Data excerpts:
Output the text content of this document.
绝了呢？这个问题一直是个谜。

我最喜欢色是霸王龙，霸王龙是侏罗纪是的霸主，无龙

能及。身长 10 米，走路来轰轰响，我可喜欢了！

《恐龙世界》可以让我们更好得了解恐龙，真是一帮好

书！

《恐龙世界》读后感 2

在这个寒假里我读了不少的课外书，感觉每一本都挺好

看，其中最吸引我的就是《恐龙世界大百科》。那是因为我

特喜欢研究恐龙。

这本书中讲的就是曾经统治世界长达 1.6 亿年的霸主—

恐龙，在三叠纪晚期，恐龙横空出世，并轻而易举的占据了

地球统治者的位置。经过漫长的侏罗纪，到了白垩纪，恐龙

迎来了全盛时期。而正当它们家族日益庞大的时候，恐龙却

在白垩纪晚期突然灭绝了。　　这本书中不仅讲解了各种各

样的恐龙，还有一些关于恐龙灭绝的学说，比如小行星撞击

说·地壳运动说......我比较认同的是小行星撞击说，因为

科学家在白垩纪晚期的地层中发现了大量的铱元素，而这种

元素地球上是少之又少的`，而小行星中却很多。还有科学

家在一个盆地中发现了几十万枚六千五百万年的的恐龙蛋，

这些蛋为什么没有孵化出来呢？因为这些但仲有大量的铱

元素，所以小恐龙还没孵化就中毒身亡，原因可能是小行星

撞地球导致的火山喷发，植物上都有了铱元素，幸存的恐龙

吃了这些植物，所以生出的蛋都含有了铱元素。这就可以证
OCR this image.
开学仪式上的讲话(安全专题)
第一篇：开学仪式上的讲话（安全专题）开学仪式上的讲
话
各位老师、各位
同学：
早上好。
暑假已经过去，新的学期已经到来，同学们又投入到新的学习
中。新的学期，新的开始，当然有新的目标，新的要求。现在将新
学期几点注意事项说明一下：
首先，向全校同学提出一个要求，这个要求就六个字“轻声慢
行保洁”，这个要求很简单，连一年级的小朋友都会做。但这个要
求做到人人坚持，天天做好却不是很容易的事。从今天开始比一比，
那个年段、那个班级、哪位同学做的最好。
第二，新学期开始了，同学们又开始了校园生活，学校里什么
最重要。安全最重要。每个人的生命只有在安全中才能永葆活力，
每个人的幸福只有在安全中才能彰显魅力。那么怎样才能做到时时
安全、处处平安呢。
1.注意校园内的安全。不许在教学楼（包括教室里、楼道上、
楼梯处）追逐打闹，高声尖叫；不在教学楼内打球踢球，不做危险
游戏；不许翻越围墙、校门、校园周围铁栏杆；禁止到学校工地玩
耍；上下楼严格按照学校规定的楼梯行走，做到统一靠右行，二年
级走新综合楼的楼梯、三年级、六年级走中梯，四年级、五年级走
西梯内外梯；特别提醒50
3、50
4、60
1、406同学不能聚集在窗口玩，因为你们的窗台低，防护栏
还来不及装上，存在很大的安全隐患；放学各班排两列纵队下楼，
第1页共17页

Written exercise:
Copy out every line from the data above that has "开学仪式上的讲话" in it.

Completed task:
开学仪式上的讲话(安全专题)
第一篇：开学仪式上的讲话（安全专题）开学仪式上的讲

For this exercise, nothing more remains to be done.